▶ [Prompt]
Filter the entries below, keeping only lines with "City".

▶ [Supplied data]
-------------------------
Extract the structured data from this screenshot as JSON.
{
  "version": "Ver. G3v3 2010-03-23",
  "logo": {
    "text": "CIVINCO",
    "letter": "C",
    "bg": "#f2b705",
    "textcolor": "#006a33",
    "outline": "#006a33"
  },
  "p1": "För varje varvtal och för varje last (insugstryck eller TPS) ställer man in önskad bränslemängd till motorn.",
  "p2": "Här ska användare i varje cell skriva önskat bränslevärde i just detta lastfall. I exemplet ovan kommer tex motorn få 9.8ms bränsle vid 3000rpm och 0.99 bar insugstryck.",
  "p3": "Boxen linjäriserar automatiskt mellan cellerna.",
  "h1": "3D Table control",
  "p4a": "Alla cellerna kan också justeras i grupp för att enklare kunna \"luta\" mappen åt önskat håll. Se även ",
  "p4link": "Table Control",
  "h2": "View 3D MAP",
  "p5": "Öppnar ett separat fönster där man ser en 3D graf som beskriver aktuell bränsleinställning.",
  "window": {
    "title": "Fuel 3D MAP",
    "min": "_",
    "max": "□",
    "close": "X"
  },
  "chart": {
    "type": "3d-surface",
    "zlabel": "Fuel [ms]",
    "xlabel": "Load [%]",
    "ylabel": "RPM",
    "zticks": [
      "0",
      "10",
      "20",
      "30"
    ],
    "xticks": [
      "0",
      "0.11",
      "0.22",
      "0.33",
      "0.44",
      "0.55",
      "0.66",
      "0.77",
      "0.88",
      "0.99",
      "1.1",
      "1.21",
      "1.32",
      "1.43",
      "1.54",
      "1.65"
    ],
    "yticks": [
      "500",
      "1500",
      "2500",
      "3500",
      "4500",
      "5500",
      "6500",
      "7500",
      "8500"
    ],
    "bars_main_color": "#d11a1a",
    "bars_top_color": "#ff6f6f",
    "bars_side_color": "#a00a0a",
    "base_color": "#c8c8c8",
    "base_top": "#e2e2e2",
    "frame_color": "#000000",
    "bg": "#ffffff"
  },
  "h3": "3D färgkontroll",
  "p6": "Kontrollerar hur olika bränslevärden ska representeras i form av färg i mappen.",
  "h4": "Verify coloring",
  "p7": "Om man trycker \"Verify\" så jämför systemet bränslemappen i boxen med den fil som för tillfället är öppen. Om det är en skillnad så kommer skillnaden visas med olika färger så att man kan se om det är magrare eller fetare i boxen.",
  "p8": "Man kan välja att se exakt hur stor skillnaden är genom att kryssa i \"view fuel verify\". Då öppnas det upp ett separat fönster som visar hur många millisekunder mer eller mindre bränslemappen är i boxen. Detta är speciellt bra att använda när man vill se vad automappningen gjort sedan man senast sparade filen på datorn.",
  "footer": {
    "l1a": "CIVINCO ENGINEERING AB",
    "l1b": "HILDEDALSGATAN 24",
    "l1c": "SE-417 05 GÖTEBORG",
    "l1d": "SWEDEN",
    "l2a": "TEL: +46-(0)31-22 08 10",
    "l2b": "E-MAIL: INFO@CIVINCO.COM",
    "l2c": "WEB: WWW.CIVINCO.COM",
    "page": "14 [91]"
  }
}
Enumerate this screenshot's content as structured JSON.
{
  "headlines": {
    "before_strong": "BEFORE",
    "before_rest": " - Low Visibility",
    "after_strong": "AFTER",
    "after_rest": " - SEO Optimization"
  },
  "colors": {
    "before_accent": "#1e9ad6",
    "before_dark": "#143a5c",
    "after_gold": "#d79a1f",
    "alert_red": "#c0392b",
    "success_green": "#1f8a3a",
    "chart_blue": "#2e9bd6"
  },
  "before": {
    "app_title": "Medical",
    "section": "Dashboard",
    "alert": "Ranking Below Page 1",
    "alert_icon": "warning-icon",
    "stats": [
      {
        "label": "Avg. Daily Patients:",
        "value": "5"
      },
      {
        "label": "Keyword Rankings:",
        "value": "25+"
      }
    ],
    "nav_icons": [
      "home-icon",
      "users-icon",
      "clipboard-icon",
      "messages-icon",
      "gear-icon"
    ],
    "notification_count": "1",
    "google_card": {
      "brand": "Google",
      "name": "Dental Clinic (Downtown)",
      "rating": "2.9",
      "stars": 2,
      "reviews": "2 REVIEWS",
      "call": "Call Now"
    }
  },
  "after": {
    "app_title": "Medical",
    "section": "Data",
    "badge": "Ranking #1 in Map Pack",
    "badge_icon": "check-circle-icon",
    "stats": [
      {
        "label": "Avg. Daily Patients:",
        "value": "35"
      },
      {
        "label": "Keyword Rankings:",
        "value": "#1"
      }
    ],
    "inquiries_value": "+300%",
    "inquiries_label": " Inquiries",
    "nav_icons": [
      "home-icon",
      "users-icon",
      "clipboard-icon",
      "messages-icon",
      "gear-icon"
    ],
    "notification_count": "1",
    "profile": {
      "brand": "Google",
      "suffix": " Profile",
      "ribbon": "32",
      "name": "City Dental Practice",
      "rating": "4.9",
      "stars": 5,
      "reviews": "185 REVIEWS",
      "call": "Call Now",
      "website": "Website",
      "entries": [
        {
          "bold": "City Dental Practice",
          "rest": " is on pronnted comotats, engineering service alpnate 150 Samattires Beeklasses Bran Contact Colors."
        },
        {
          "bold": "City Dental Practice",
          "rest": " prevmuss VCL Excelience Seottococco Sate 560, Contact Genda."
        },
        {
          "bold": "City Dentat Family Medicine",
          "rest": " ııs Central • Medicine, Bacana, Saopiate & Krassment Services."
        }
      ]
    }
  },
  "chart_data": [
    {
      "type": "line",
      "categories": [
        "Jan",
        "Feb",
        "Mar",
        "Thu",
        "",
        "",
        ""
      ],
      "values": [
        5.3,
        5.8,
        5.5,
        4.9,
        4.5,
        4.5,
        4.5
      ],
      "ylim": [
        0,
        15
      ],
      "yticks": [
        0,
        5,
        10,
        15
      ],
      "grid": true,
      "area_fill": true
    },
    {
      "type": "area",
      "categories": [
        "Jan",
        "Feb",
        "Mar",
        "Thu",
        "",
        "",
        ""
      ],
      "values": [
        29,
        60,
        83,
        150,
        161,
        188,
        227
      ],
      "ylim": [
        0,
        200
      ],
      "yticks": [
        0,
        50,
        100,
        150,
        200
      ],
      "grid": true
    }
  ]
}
-------------------------
▶ [Worked solution]
      "name": "City Dental Practice",
          "bold": "City Dental Practice",
          "bold": "City Dental Practice",
          "bold": "City Dentat Family Medicine",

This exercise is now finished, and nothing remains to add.